[A run of records]
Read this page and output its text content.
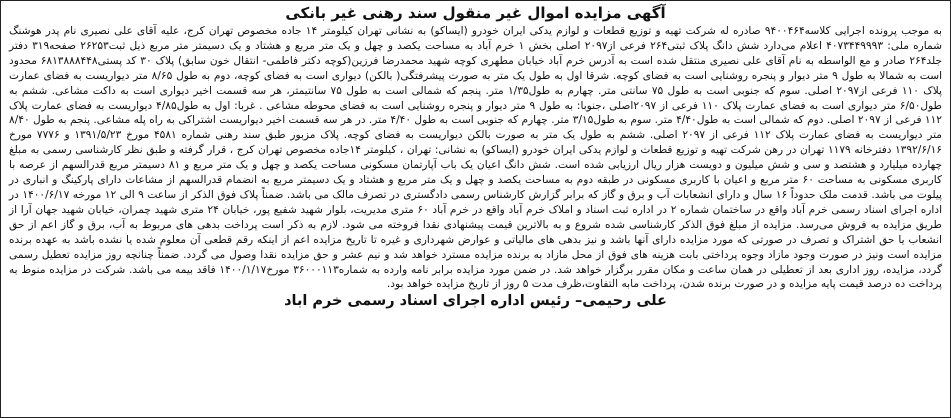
آگهی مزایده اموال غیر منقول سند رهنی غیر بانکی

به موجب پرونده اجرایی کلاسه۹۴۰۰۴۶۴ صادره له شرکت تهیه و توزیع قطعات و لوازم یدکی ایران خودرو (ایساکو) به نشانی تهران کیلومتر ۱۴ جاده مخصوص تهران کرج، علیه آقای علی نصیری نام پدر هوشنگ شماره ملی: ۴۰۷۳۴۴۹۹۹۳ اعلام می‌دارد شش دانگ پلاک ثبتی۲۶۴ فرعی از۲۰۹۷ اصلی بخش ۱ خرم آباد به مساحت یکصد و چهل و یک متر مربع و هشتاد و یک دسیمتر متر مربع ذیل ثبت۲۶۲۵۳ صفحه۳۱۹ دفتر جلد۲۶۴ صادر و مع الواسطه به نام آقای علی نصیری منتقل شده است به آدرس خرم آباد خیابان مطهری کوچه شهید محمدرضا فرزین(کوچه دکتر فاطمی- انتقال خون سابق) پلاک ۳۰ کد پستی۶۸۱۳۸۸۸۴۴۸ محدود است به شمالا به طول ۹ متر دیوار و پنجره روشنایی است به فضای کوچه. شرقا اول به طول یک متر به صورت پیشرفتگی( بالکن) دیواری است به فضای کوچه، دوم به طول ۸/۶۵ متر دیواریست به فضای عمارت پلاک ۱۱۰ فرعی از۲۰۹۷ اصلی. سوم که جنوبی است به طول ۷۵ سانتی متر. چهارم به طول۱/۳۵ متر. پنجم که شمالی است به طول ۷۵ سانتیمتر، هر سه قسمت اخیر دیواری است به داکت مشاعی. ششم به طول۶/۵۰ متر دیواری است به فضای عمارت پلاک ۱۱۰ فرعی از ۲۰۹۷اصلی ،جنوبا: به طول ۹ متر دیوار و پنجره روشنایی است به فضای محوطه مشاعی . غربا: اول به طول۴/۸۵ دیواریست به فضای عمارت پلاک ۱۱۲ فرعی از ۲۰۹۷ اصلی. دوم که شمالی است به طول۴/۴۰ متر. سوم به طول۳/۱۵ متر. چهارم که جنوبی است به طول ۴/۴۰ متر. در هر سه قسمت اخیر دیواریست اشتراکی به راه پله مشاعی. پنجم به طول ۸/۴۰ متر دیواریست به فضای عمارت پلاک ۱۱۲ فرعی از ۲۰۹۷ اصلی. ششم به طول یک متر به صورت بالکن دیواریست به فضای کوچه. پلاک مزبور طبق سند رهنی شماره ۴۵۸۱ مورخ ۱۳۹۱/۵/۲۳ و ۷۷۷۶ مورخ ۱۳۹۲/۶/۱۶ دفترخانه ۱۱۷۹ تهران در رهن شرکت تهیه و توزیع قطعات و لوازم یدکی ایران خودرو (ایساکو) به نشانی: تهران ، کیلومتر ۱۴جاده مخصوص تهران کرج ، قرار گرفته و طبق نظر کارشناسی رسمی به مبلغ چهارده میلیارد و هشتصد و سی و شش میلیون و دویست هزار ریال ارزیابی شده است. شش دانگ اعیان یک باب آپارتمان مسکونی مساحت یکصد و چهل و یک متر مربع و ۸۱ دسیمتر مربع قدرالسهم از عرصه با کاربری مسکونی به مساحت ۶۰ متر مربع و اعیان با کاربری مسکونی در طبقه دوم به مساحت یکصد و چهل و یک متر مربع و هشتاد و یک دسیمتر مربع به انضمام قدرالسهم از مشاعات دارای پارکینگ و انباری در پیلوت می باشد. قدمت ملک حدوداً ۱۶ سال و دارای انشعابات آب و برق و گاز که برابر گزارش کارشناس رسمی دادگستری در تصرف مالک می باشد. ضمناً پلاک فوق الذکر از ساعت ۹ الی ۱۲ مورخه ۱۴۰۰/۶/۱۷ در اداره اجرای اسناد رسمی خرم آباد واقع در ساختمان شماره ۲ در اداره ثبت اسناد و املاک خرم آباد واقع در خرم آباد ۶۰ متری مدیریت، بلوار شهید شفیع پور، خیابان ۲۴ متری شهید چمران، خیابان شهید جهان آرا از طریق مزایده به فروش می‌رسد. مزایده از مبلغ فوق الذکر کارشناسی شده شروع و به بالاترین قیمت پیشنهادی نقدا فروخته می شود. لازم به ذکر است پرداخت بدهی های مربوط به آب، برق و گاز اعم از حق انشعاب یا حق اشتراک و تصرف در صورتی که مورد مزایده دارای آنها باشد و نیز بدهی های مالیاتی و عوارض شهرداری و غیره تا تاریخ مزایده اعم از اینکه رقم قطعی آن معلوم شده یا نشده باشد به عهده برنده مزایده است ونیز در صورت وجود مازاد وجوه پرداختی بابت هزینه های فوق از محل مازاد به برنده مزایده مسترد خواهد شد و نیم عشر و حق مزایده نقدا وصول می گردد. ضمناً چنانچه روز مزایده تعطیل رسمی گردد، مزایده، روز اداری بعد از تعطیلی در همان ساعت و مکان مقرر برگزار خواهد شد. در ضمن مورد مزایده برابر نامه وارده به شماره۳۶۰۰۰۱۱۳ مورخ۱۴۰۰/۱/۱۷ فاقد بیمه می باشد. شرکت در مزایده منوط به پرداخت ده درصد قیمت پایه مزایده و در صورت برنده شدن، پرداخت مابه التفاوت،ظرف مدت ۵ روز از تاریخ مزایده خواهد بود.

علی رحیمی– رئیس اداره اجرای اسناد رسمی خرم اباد
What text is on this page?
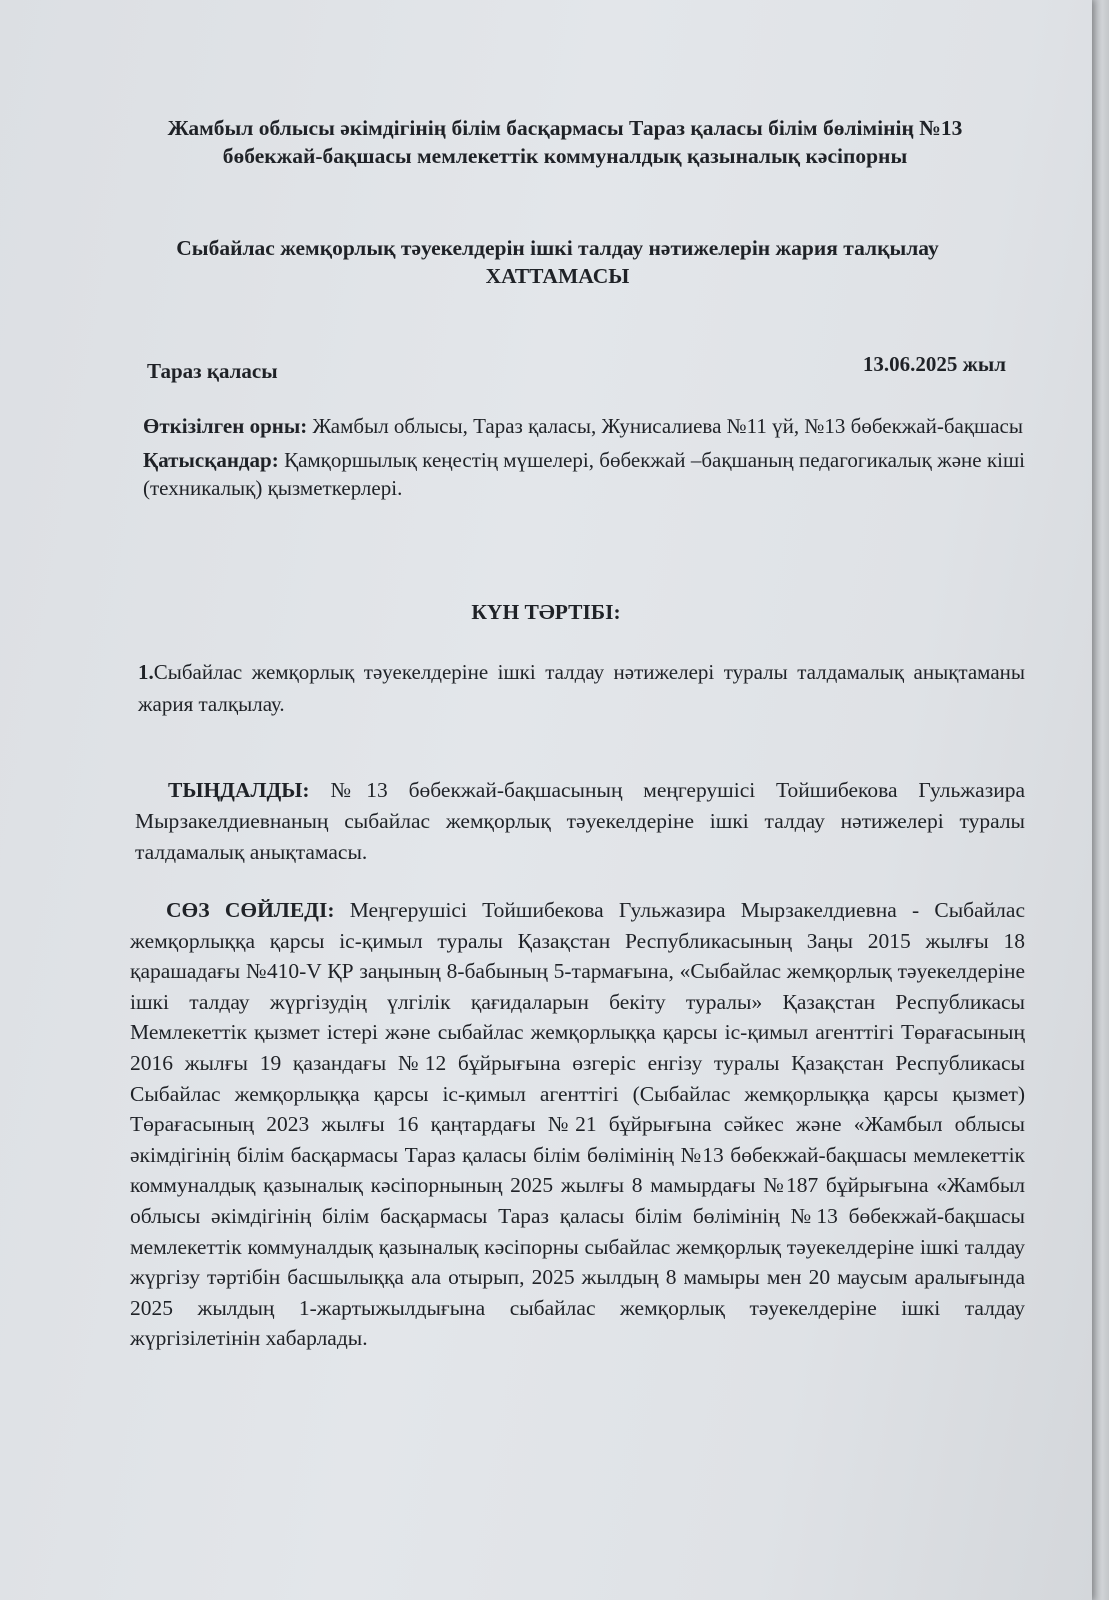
Жамбыл облысы әкімдігінің білім басқармасы Тараз қаласы білім бөлімінің №13 бөбекжай-бақшасы мемлекеттік коммуналдық қазыналық кәсіпорны
Сыбайлас жемқорлық тәуекелдерін ішкі талдау нәтижелерін жария талқылау
ХАТТАМАСЫ
Тараз қаласы	13.06.2025 жыл

Өткізілген орны: Жамбыл облысы, Тараз қаласы, Жунисалиева №11 үй, №13 бөбекжай-бақшасы

Қатысқандар: Қамқоршылық кеңестің мүшелері, бөбекжай –бақшаның педагогикалық және кіші (техникалық) қызметкерлері.

КҮН ТӘРТІБІ:
1.Сыбайлас жемқорлық тәуекелдеріне ішкі талдау нәтижелері туралы талдамалық анықтаманы жария талқылау.
ТЫҢДАЛДЫ: №13 бөбекжай-бақшасының меңгерушісі Тойшибекова Гульжазира Мырзакелдиевнаның сыбайлас жемқорлық тәуекелдеріне ішкі талдау нәтижелері туралы талдамалық анықтамасы.
СӨЗ СӨЙЛЕДІ: Меңгерушісі Тойшибекова Гульжазира Мырзакелдиевна - Сыбайлас жемқорлыққа қарсы іс-қимыл туралы Қазақстан Республикасының Заңы 2015 жылғы 18 қарашадағы №410-V ҚР заңының 8-бабының 5-тармағына, «Сыбайлас жемқорлық тәуекелдеріне ішкі талдау жүргізудің үлгілік қағидаларын бекіту туралы» Қазақстан Республикасы Мемлекеттік қызмет істері және сыбайлас жемқорлыққа қарсы іс-қимыл агенттігі Төрағасының 2016 жылғы 19 қазандағы №12 бұйрығына өзгеріс енгізу туралы Қазақстан Республикасы Сыбайлас жемқорлыққа қарсы іс-қимыл агенттігі (Сыбайлас жемқорлыққа қарсы қызмет) Төрағасының 2023 жылғы 16 қаңтардағы №21 бұйрығына сәйкес және «Жамбыл облысы әкімдігінің білім басқармасы Тараз қаласы білім бөлімінің №13 бөбекжай-бақшасы мемлекеттік коммуналдық қазыналық кәсіпорнының 2025 жылғы 8 мамырдағы №187 бұйрығына «Жамбыл облысы әкімдігінің білім басқармасы Тараз қаласы білім бөлімінің №13 бөбекжай-бақшасы мемлекеттік коммуналдық қазыналық кәсіпорны сыбайлас жемқорлық тәуекелдеріне ішкі талдау жүргізу тәртібін басшылыққа ала отырып, 2025 жылдың 8 мамыры мен 20 маусым аралығында 2025 жылдың 1-жартыжылдығына сыбайлас жемқорлық тәуекелдеріне ішкі талдау жүргізілетінін хабарлады.
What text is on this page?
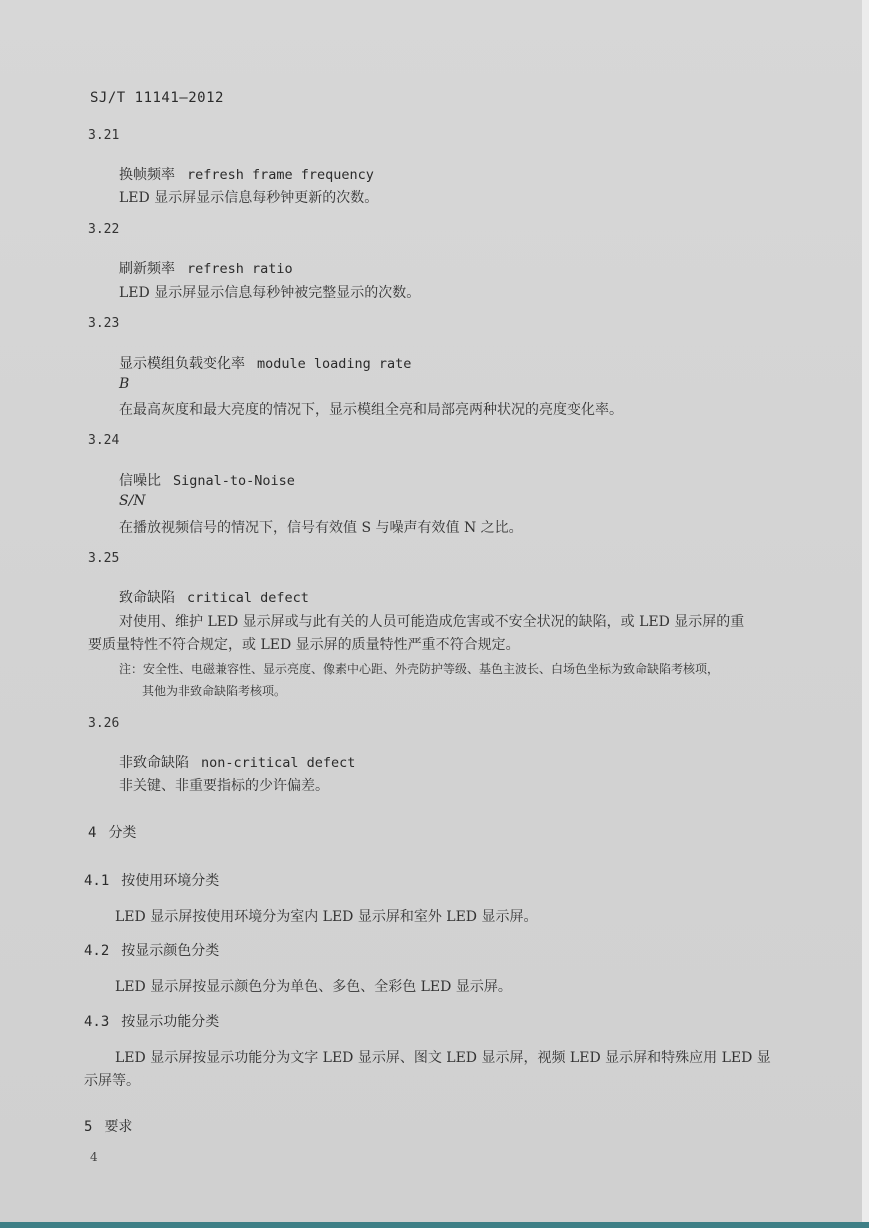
SJ/T 11141—2012
3.21
换帧频率 refresh frame frequency
LED 显示屏显示信息每秒钟更新的次数。
3.22
刷新频率 refresh ratio
LED 显示屏显示信息每秒钟被完整显示的次数。
3.23
显示模组负载变化率 module loading rate
B
在最高灰度和最大亮度的情况下，显示模组全亮和局部亮两种状况的亮度变化率。
3.24
信噪比 Signal-to-Noise
S/N
在播放视频信号的情况下，信号有效值 S 与噪声有效值 N 之比。
3.25
致命缺陷 critical defect
对使用、维护 LED 显示屏或与此有关的人员可能造成危害或不安全状况的缺陷，或 LED 显示屏的重
要质量特性不符合规定，或 LED 显示屏的质量特性严重不符合规定。
注：安全性、电磁兼容性、显示亮度、像素中心距、外壳防护等级、基色主波长、白场色坐标为致命缺陷考核项，
其他为非致命缺陷考核项。
3.26
非致命缺陷 non-critical defect
非关键、非重要指标的少许偏差。
4 分类
4.1 按使用环境分类
LED 显示屏按使用环境分为室内 LED 显示屏和室外 LED 显示屏。
4.2 按显示颜色分类
LED 显示屏按显示颜色分为单色、多色、全彩色 LED 显示屏。
4.3 按显示功能分类
LED 显示屏按显示功能分为文字 LED 显示屏、图文 LED 显示屏，视频 LED 显示屏和特殊应用 LED 显
示屏等。
5 要求
4
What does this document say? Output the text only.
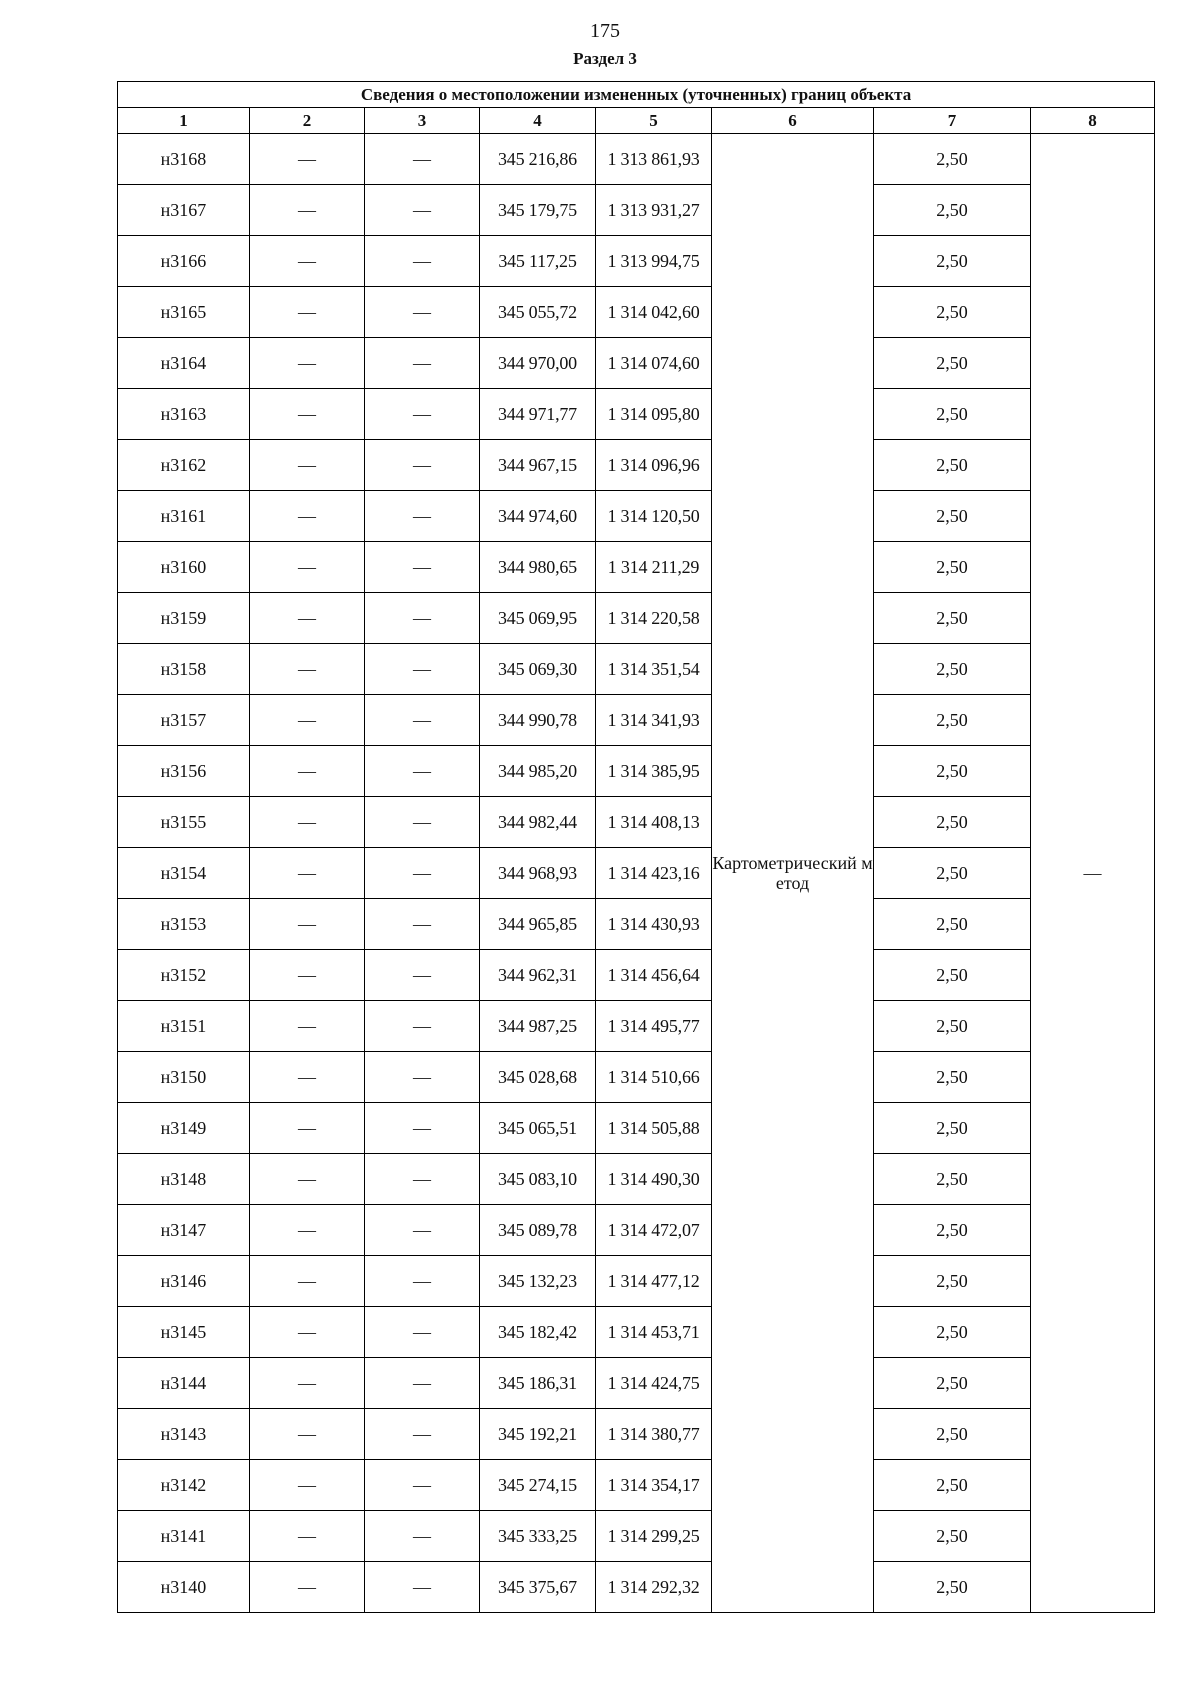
175
Раздел 3
Сведения о местоположении измененных (уточненных) границ объекта							
1	2	3	4	5	6	7	8
н3168	—	—	345 216,86	1 313 861,93	Картометрический метод	2,50	—
н3167	—	—	345 179,75	1 313 931,27		2,50	
н3166	—	—	345 117,25	1 313 994,75		2,50	
н3165	—	—	345 055,72	1 314 042,60		2,50	
н3164	—	—	344 970,00	1 314 074,60		2,50	
н3163	—	—	344 971,77	1 314 095,80		2,50	
н3162	—	—	344 967,15	1 314 096,96		2,50	
н3161	—	—	344 974,60	1 314 120,50		2,50	
н3160	—	—	344 980,65	1 314 211,29		2,50	
н3159	—	—	345 069,95	1 314 220,58		2,50	
н3158	—	—	345 069,30	1 314 351,54		2,50	
н3157	—	—	344 990,78	1 314 341,93		2,50	
н3156	—	—	344 985,20	1 314 385,95		2,50	
н3155	—	—	344 982,44	1 314 408,13		2,50	
н3154	—	—	344 968,93	1 314 423,16		2,50	
н3153	—	—	344 965,85	1 314 430,93		2,50	
н3152	—	—	344 962,31	1 314 456,64		2,50	
н3151	—	—	344 987,25	1 314 495,77		2,50	
н3150	—	—	345 028,68	1 314 510,66		2,50	
н3149	—	—	345 065,51	1 314 505,88		2,50	
н3148	—	—	345 083,10	1 314 490,30		2,50	
н3147	—	—	345 089,78	1 314 472,07		2,50	
н3146	—	—	345 132,23	1 314 477,12		2,50	
н3145	—	—	345 182,42	1 314 453,71		2,50	
н3144	—	—	345 186,31	1 314 424,75		2,50	
н3143	—	—	345 192,21	1 314 380,77		2,50	
н3142	—	—	345 274,15	1 314 354,17		2,50	
н3141	—	—	345 333,25	1 314 299,25		2,50	
н3140	—	—	345 375,67	1 314 292,32		2,50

* **Work to complete**: Only a number is wanted: how many lines of the data above contain "this"?

* **Worked answer**: 4